Chart and figure data

━━━━━━━━━━━━━━━━━━━━

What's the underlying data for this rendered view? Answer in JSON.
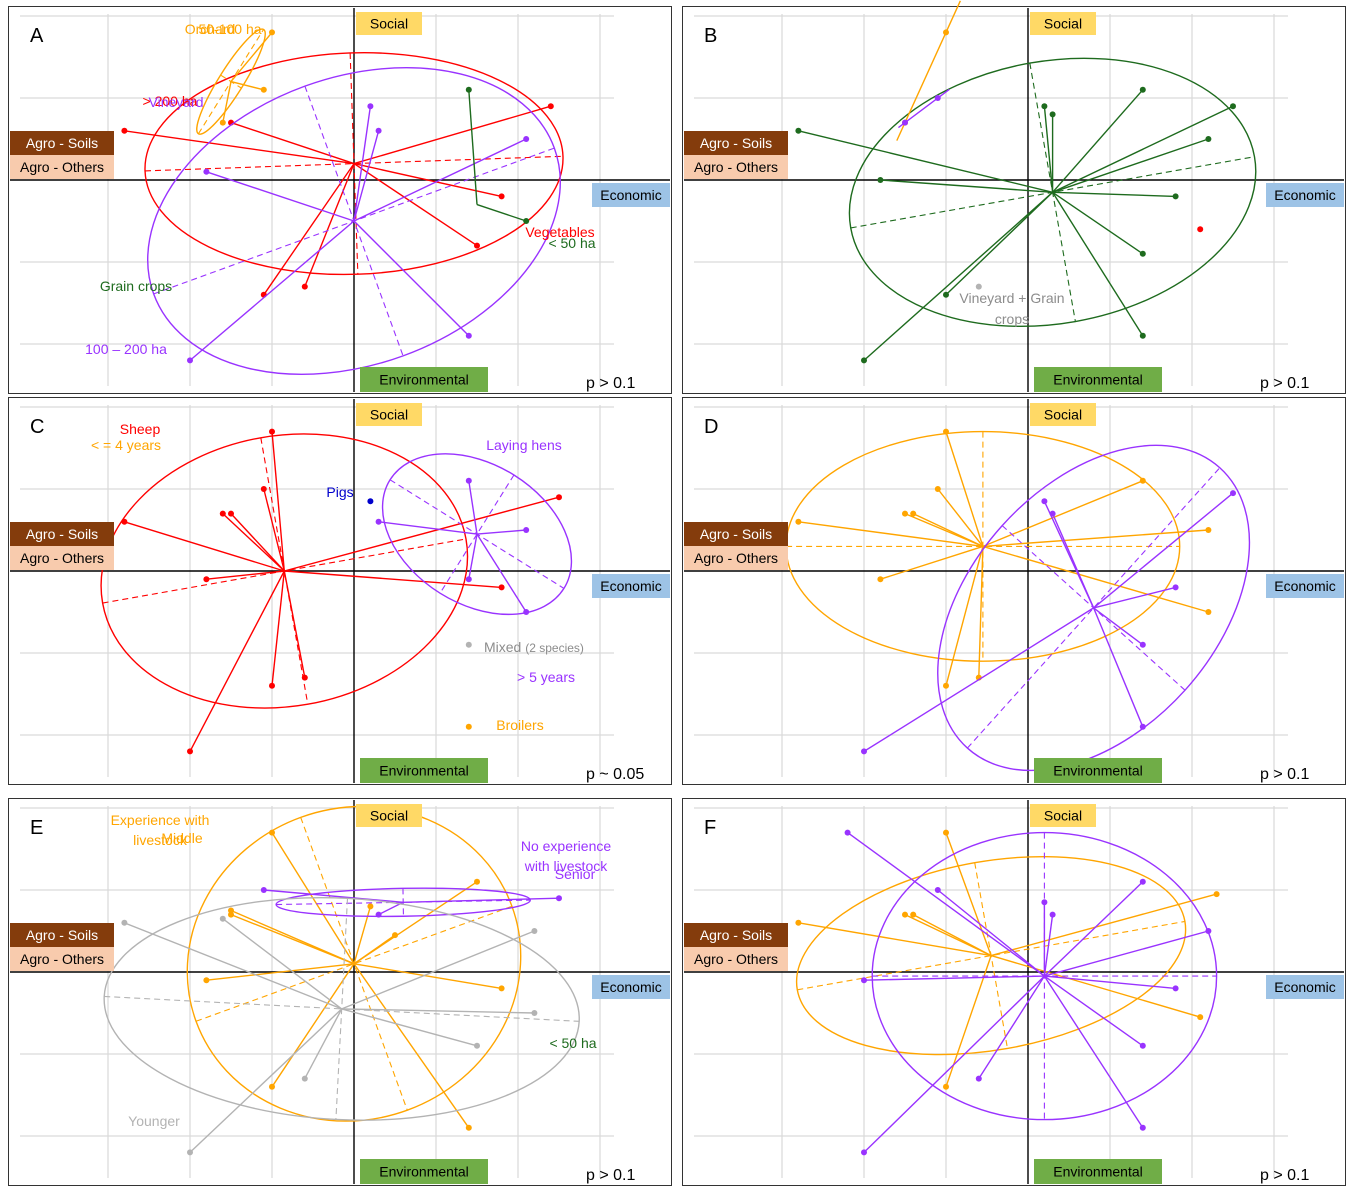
{
  "axes": {
    "social": "Social",
    "economic": "Economic",
    "environmental": "Environmental",
    "agro_soils": "Agro - Soils",
    "agro_others": "Agro - Others"
  },
  "colors": {
    "social_box": "#ffd966",
    "economic_box": "#9dc3e6",
    "environmental_box": "#70ad47",
    "agro_soils_box": "#843c0c",
    "agro_others_box": "#f8cbad",
    "red": "#ff0000",
    "purple": "#9933ff",
    "orange": "#ffa500",
    "green": "#1e6b1e",
    "gray": "#b3b3b3",
    "blue": "#0000cc"
  },
  "chart_data": [
    {
      "type": "scatter",
      "panel": "A",
      "p_value": "p > 0.1",
      "series": [
        {
          "name": "> 200 ha",
          "color": "red",
          "center": [
            0,
            0.2
          ],
          "points": [
            [
              -2.8,
              0.6
            ],
            [
              -1.5,
              0.7
            ],
            [
              1.8,
              -0.2
            ],
            [
              2.4,
              0.9
            ],
            [
              1.5,
              -0.8
            ],
            [
              -1.1,
              -1.4
            ],
            [
              -0.6,
              -1.3
            ]
          ],
          "ellipse": {
            "rx": 2.55,
            "ry": 1.35,
            "rot": -2
          }
        },
        {
          "name": "100 – 200 ha",
          "color": "purple",
          "center": [
            0,
            -0.5
          ],
          "points": [
            [
              0.2,
              0.9
            ],
            [
              -1.8,
              0.1
            ],
            [
              2.1,
              0.5
            ],
            [
              1.4,
              -1.9
            ],
            [
              -2.0,
              -2.2
            ],
            [
              0.3,
              0.6
            ]
          ],
          "ellipse": {
            "rx": 2.6,
            "ry": 1.75,
            "rot": -20
          }
        },
        {
          "name": "50-100 ha",
          "color": "orange",
          "center": [
            -1.5,
            1.2
          ],
          "points": [
            [
              -1.6,
              0.7
            ],
            [
              -1.1,
              1.1
            ],
            [
              -1.0,
              1.8
            ]
          ],
          "ellipse": {
            "rx": 0.75,
            "ry": 0.15,
            "rot": -58
          }
        },
        {
          "name": "< 50 ha",
          "color": "green",
          "center": [
            1.5,
            -0.3
          ],
          "points": [
            [
              1.4,
              1.1
            ],
            [
              2.1,
              -0.5
            ]
          ],
          "ellipse": null
        }
      ]
    },
    {
      "type": "scatter",
      "panel": "B",
      "p_value": "p > 0.1",
      "series": [
        {
          "name": "Grain crops",
          "color": "green",
          "center": [
            0.3,
            -0.15
          ],
          "points": [
            [
              -2.8,
              0.6
            ],
            [
              -1.8,
              0
            ],
            [
              0.2,
              0.9
            ],
            [
              0.3,
              0.8
            ],
            [
              1.4,
              1.1
            ],
            [
              2.5,
              0.9
            ],
            [
              2.2,
              0.5
            ],
            [
              1.8,
              -0.2
            ],
            [
              1.4,
              -0.9
            ],
            [
              1.4,
              -1.9
            ],
            [
              -1.0,
              -1.4
            ],
            [
              -2.0,
              -2.2
            ]
          ],
          "ellipse": {
            "rx": 2.5,
            "ry": 1.6,
            "rot": -10
          }
        },
        {
          "name": "Orchard",
          "color": "orange",
          "center": null,
          "points": [
            [
              -1.0,
              1.8
            ],
            [
              -1.5,
              0.7
            ]
          ],
          "ellipse": null
        },
        {
          "name": "Vineyard",
          "color": "purple",
          "center": null,
          "points": [
            [
              -1.1,
              1.0
            ],
            [
              -1.5,
              0.7
            ]
          ],
          "ellipse": null
        },
        {
          "name": "Vegetables",
          "color": "red",
          "center": null,
          "points": [
            [
              2.1,
              -0.6
            ]
          ],
          "ellipse": null
        },
        {
          "name": "Vineyard + Grain crops",
          "color": "gray",
          "center": null,
          "points": [
            [
              -0.6,
              -1.3
            ]
          ],
          "ellipse": null
        }
      ]
    },
    {
      "type": "scatter",
      "panel": "C",
      "p_value": "p ~ 0.05",
      "series": [
        {
          "name": "Sheep",
          "color": "red",
          "center": [
            -0.85,
            0
          ],
          "points": [
            [
              -2.8,
              0.6
            ],
            [
              -1.6,
              0.7
            ],
            [
              -1.5,
              0.7
            ],
            [
              -1.1,
              1.0
            ],
            [
              -1.8,
              -0.1
            ],
            [
              -1.0,
              1.7
            ],
            [
              -1.0,
              -1.4
            ],
            [
              -0.6,
              -1.3
            ],
            [
              -2.0,
              -2.2
            ],
            [
              2.5,
              0.9
            ],
            [
              1.8,
              -0.2
            ]
          ],
          "ellipse": {
            "rx": 2.25,
            "ry": 1.65,
            "rot": -10
          }
        },
        {
          "name": "Laying hens",
          "color": "purple",
          "center": [
            1.5,
            0.45
          ],
          "points": [
            [
              0.3,
              0.6
            ],
            [
              1.4,
              1.1
            ],
            [
              2.1,
              0.5
            ],
            [
              2.1,
              -0.5
            ],
            [
              1.4,
              -0.1
            ]
          ],
          "ellipse": {
            "rx": 1.25,
            "ry": 0.85,
            "rot": 32
          }
        },
        {
          "name": "Pigs",
          "color": "blue",
          "center": null,
          "points": [
            [
              0.2,
              0.85
            ]
          ],
          "ellipse": null
        },
        {
          "name": "Mixed",
          "color": "gray",
          "center": null,
          "points": [
            [
              1.4,
              -0.9
            ]
          ],
          "ellipse": null
        },
        {
          "name": "Broilers",
          "color": "orange",
          "center": null,
          "points": [
            [
              1.4,
              -1.9
            ]
          ],
          "ellipse": null
        }
      ]
    },
    {
      "type": "scatter",
      "panel": "D",
      "p_value": "p > 0.1",
      "series": [
        {
          "name": "< = 4 years",
          "color": "orange",
          "center": [
            -0.55,
            0.3
          ],
          "points": [
            [
              -2.8,
              0.6
            ],
            [
              -1.5,
              0.7
            ],
            [
              -1.4,
              0.7
            ],
            [
              -1.1,
              1.0
            ],
            [
              -1.8,
              -0.1
            ],
            [
              -1.0,
              1.7
            ],
            [
              1.4,
              1.1
            ],
            [
              2.2,
              0.5
            ],
            [
              2.2,
              -0.5
            ],
            [
              -1.0,
              -1.4
            ],
            [
              -0.6,
              -1.3
            ]
          ],
          "ellipse": {
            "rx": 2.4,
            "ry": 1.4,
            "rot": 0
          }
        },
        {
          "name": "> 5 years",
          "color": "purple",
          "center": [
            0.8,
            -0.45
          ],
          "points": [
            [
              0.2,
              0.85
            ],
            [
              0.3,
              0.7
            ],
            [
              2.5,
              0.95
            ],
            [
              1.8,
              -0.2
            ],
            [
              1.4,
              -0.9
            ],
            [
              1.4,
              -1.9
            ],
            [
              -2.0,
              -2.2
            ]
          ],
          "ellipse": {
            "rx": 2.3,
            "ry": 1.5,
            "rot": -48
          }
        }
      ]
    },
    {
      "type": "scatter",
      "panel": "E",
      "p_value": "p > 0.1",
      "series": [
        {
          "name": "Middle",
          "color": "orange",
          "center": [
            0,
            0.1
          ],
          "points": [
            [
              -1.5,
              0.7
            ],
            [
              -1.8,
              -0.1
            ],
            [
              -1.0,
              1.7
            ],
            [
              1.5,
              1.1
            ],
            [
              1.8,
              -0.2
            ],
            [
              1.4,
              -1.9
            ],
            [
              -1.0,
              -1.4
            ],
            [
              0.2,
              0.8
            ],
            [
              -1.5,
              0.75
            ],
            [
              0.5,
              0.45
            ]
          ],
          "ellipse": {
            "rx": 2.05,
            "ry": 1.9,
            "rot": -20
          }
        },
        {
          "name": "Senior",
          "color": "purple",
          "center": [
            0.6,
            0.85
          ],
          "points": [
            [
              -1.1,
              1.0
            ],
            [
              2.5,
              0.9
            ],
            [
              0.3,
              0.7
            ]
          ],
          "ellipse": {
            "rx": 1.55,
            "ry": 0.17,
            "rot": -1
          }
        },
        {
          "name": "Younger",
          "color": "gray",
          "center": [
            -0.15,
            -0.45
          ],
          "points": [
            [
              -2.8,
              0.6
            ],
            [
              -1.6,
              0.65
            ],
            [
              2.2,
              0.5
            ],
            [
              1.5,
              -0.9
            ],
            [
              -0.6,
              -1.3
            ],
            [
              -2.0,
              -2.2
            ],
            [
              2.2,
              -0.5
            ]
          ],
          "ellipse": {
            "rx": 2.9,
            "ry": 1.35,
            "rot": 3
          }
        }
      ]
    },
    {
      "type": "scatter",
      "panel": "F",
      "p_value": "p > 0.1",
      "series": [
        {
          "name": "Experience with livestock",
          "color": "orange",
          "center": [
            -0.45,
            0.2
          ],
          "points": [
            [
              -2.8,
              0.6
            ],
            [
              -1.5,
              0.7
            ],
            [
              -1.4,
              0.7
            ],
            [
              -1.0,
              1.7
            ],
            [
              2.3,
              0.95
            ],
            [
              2.1,
              -0.55
            ],
            [
              -1.0,
              -1.4
            ]
          ],
          "ellipse": {
            "rx": 2.4,
            "ry": 1.15,
            "rot": -10
          }
        },
        {
          "name": "No experience with livestock",
          "color": "purple",
          "center": [
            0.2,
            -0.05
          ],
          "points": [
            [
              -2.2,
              1.7
            ],
            [
              -1.1,
              1.0
            ],
            [
              -2.0,
              -0.1
            ],
            [
              0.2,
              0.85
            ],
            [
              0.3,
              0.7
            ],
            [
              1.4,
              1.1
            ],
            [
              2.2,
              0.5
            ],
            [
              1.8,
              -0.2
            ],
            [
              1.4,
              -0.9
            ],
            [
              1.4,
              -1.9
            ],
            [
              -0.6,
              -1.3
            ],
            [
              -2.0,
              -2.2
            ]
          ],
          "ellipse": {
            "rx": 2.1,
            "ry": 1.75,
            "rot": 0
          }
        }
      ]
    }
  ]
}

━━━━━━━━━━━━━━━━━━━━

**DIRECTION:**
Gather every line from the listing above in which the word "crops" appears.

**SOLUTION TO THIS EXERCISE:**
          "name": "Grain crops",
          "name": "Vineyard + Grain crops",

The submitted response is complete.